• **DIRECTIONS FOR THIS TASK**
Copy each line that contains the string "водный".

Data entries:
__________
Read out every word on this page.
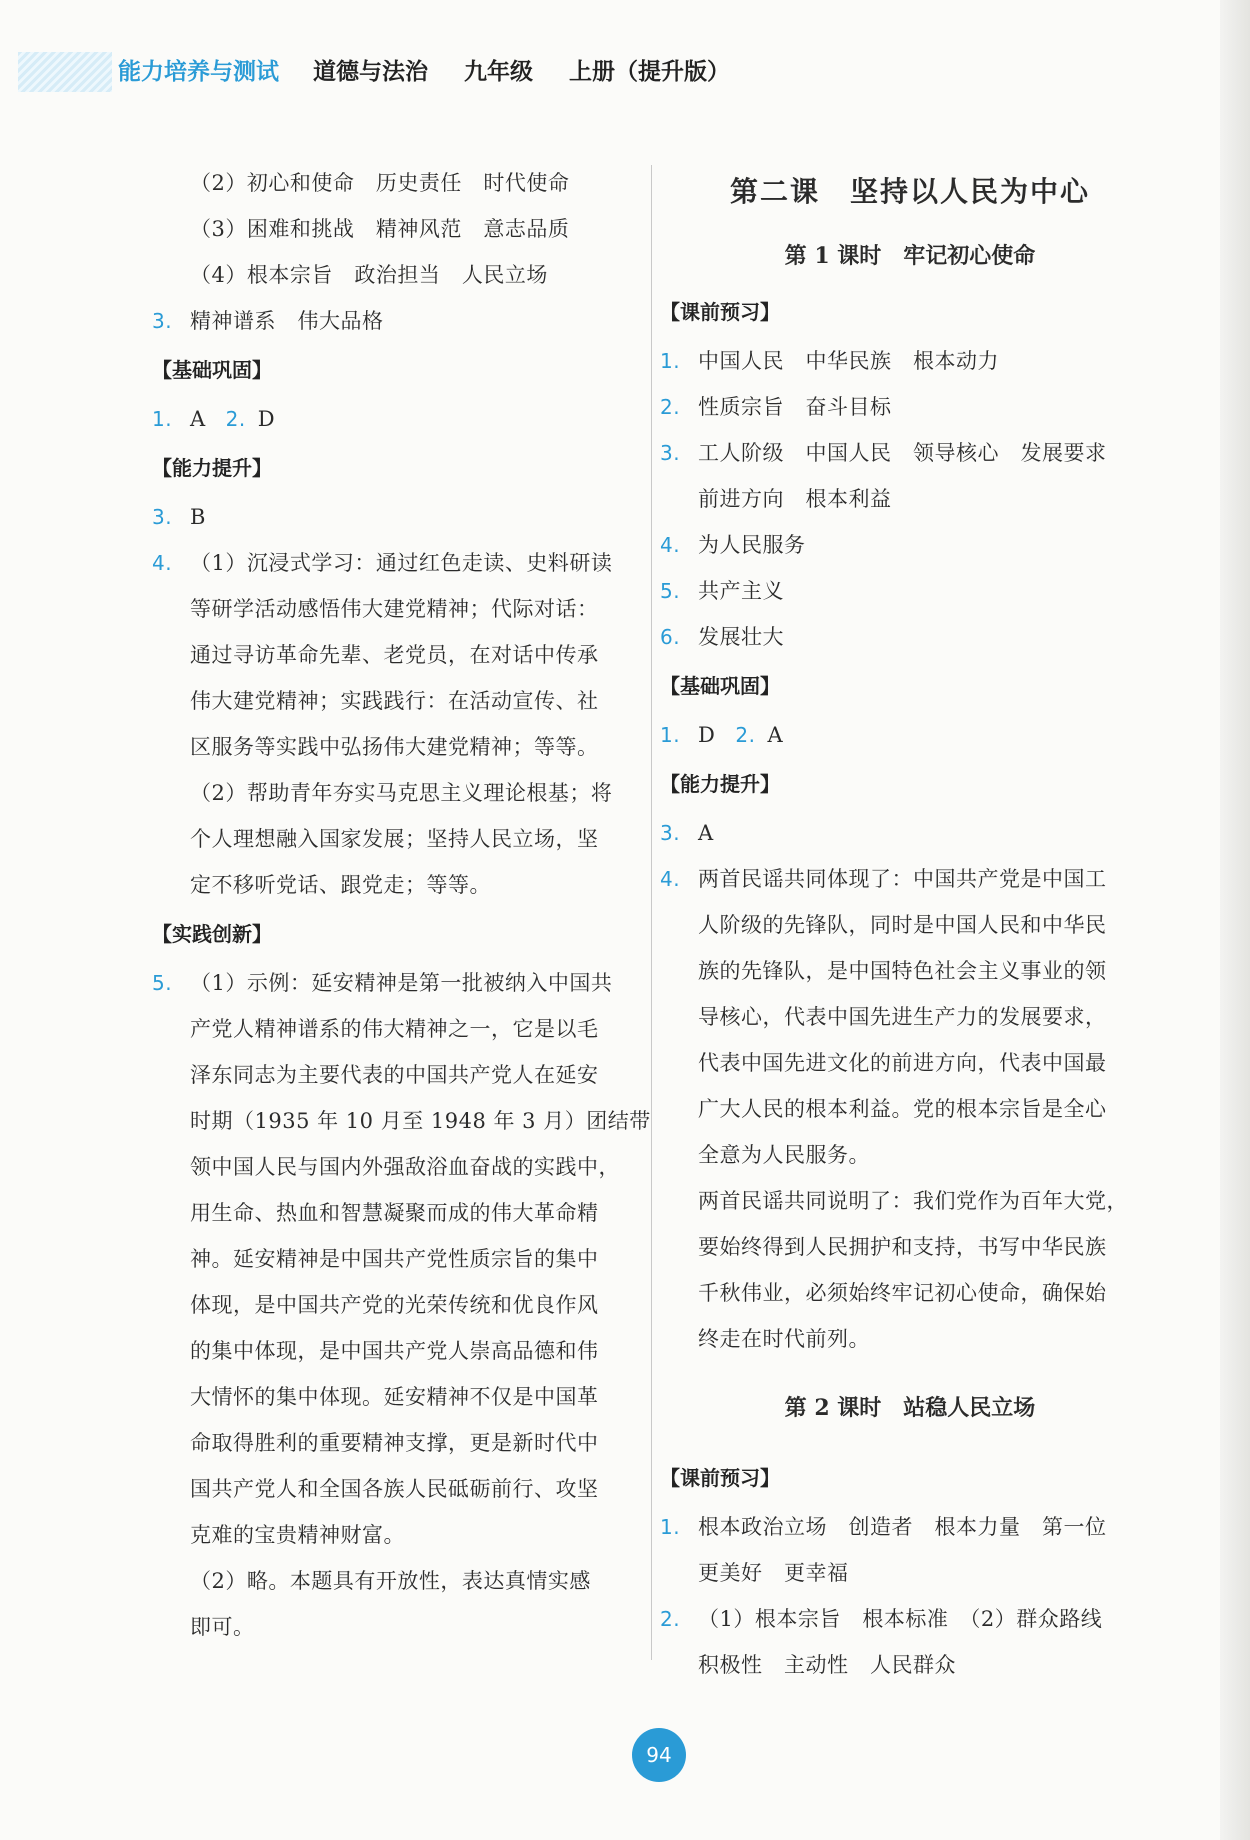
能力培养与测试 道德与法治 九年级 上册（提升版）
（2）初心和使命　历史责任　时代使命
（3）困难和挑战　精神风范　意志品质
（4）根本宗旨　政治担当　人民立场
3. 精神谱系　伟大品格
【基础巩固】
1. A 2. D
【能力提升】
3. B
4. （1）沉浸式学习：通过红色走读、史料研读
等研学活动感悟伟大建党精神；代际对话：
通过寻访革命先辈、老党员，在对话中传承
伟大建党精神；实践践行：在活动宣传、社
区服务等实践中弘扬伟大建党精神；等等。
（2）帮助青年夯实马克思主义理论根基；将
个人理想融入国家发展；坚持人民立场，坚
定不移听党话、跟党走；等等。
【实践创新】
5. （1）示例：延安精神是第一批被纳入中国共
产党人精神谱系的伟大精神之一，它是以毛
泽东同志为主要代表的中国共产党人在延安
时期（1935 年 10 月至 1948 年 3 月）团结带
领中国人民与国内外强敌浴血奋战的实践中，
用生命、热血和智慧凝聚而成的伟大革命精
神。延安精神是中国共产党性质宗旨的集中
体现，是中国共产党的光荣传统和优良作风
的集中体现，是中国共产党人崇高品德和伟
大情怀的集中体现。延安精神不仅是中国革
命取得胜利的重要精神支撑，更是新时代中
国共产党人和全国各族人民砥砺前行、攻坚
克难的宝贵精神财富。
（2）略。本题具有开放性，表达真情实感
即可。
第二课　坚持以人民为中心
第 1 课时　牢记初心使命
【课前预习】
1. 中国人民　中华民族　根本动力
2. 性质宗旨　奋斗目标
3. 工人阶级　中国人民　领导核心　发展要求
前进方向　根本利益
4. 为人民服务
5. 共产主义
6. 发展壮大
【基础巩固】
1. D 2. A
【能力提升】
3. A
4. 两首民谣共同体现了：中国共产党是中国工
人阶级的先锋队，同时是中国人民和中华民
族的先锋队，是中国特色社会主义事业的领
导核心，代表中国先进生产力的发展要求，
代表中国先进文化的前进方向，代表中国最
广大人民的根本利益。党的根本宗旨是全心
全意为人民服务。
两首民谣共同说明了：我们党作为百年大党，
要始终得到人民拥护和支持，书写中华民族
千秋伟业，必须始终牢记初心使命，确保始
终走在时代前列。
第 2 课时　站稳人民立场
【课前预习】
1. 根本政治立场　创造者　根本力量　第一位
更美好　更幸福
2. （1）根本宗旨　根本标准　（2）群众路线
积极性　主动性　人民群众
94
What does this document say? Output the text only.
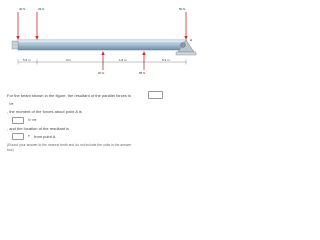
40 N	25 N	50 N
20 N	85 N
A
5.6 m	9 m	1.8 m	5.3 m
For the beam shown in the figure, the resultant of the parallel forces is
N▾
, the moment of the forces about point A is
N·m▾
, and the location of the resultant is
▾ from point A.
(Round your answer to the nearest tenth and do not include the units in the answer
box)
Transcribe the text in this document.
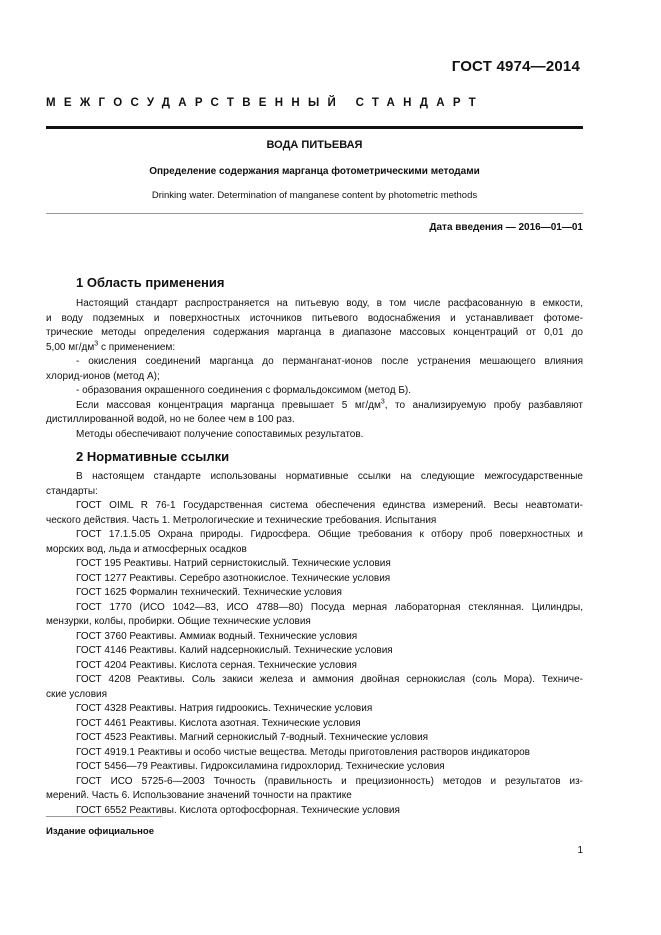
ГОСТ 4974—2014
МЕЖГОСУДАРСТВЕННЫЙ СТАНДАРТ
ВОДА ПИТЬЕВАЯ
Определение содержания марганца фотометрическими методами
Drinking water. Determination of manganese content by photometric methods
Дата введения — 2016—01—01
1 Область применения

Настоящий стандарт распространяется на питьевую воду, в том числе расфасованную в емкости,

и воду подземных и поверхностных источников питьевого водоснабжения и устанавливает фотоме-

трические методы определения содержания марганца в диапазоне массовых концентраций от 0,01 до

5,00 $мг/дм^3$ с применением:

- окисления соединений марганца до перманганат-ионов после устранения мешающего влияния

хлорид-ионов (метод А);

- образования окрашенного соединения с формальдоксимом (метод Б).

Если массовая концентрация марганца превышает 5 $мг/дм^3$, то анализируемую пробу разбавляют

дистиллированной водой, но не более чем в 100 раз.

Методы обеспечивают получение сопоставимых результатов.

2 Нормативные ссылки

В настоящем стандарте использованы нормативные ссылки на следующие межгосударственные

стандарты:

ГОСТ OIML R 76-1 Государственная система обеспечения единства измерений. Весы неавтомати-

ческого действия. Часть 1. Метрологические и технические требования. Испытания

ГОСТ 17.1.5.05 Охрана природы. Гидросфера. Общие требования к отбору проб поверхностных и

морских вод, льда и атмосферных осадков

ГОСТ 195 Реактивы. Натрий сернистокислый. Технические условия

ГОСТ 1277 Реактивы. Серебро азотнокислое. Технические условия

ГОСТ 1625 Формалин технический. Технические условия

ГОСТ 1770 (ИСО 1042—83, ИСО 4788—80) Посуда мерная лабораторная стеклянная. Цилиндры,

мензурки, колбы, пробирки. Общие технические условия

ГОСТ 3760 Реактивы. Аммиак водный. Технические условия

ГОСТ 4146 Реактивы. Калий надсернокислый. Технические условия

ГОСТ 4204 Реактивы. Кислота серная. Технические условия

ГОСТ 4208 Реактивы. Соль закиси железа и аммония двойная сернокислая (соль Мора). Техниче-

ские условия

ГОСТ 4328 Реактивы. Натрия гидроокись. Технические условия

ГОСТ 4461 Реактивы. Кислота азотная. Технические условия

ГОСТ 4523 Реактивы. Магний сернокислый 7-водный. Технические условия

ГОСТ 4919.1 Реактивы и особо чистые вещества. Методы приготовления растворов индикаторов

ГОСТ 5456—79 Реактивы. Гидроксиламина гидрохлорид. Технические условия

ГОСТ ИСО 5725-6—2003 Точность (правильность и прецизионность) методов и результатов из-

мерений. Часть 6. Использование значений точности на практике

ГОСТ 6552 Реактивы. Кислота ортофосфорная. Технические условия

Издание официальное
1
__________
• **RESPONSE TO THE EXERCISE**
ГОСТ 3760 Реактивы. Аммиак водный. Технические условия
ГОСТ 4523 Реактивы. Магний сернокислый 7-водный. Технические условия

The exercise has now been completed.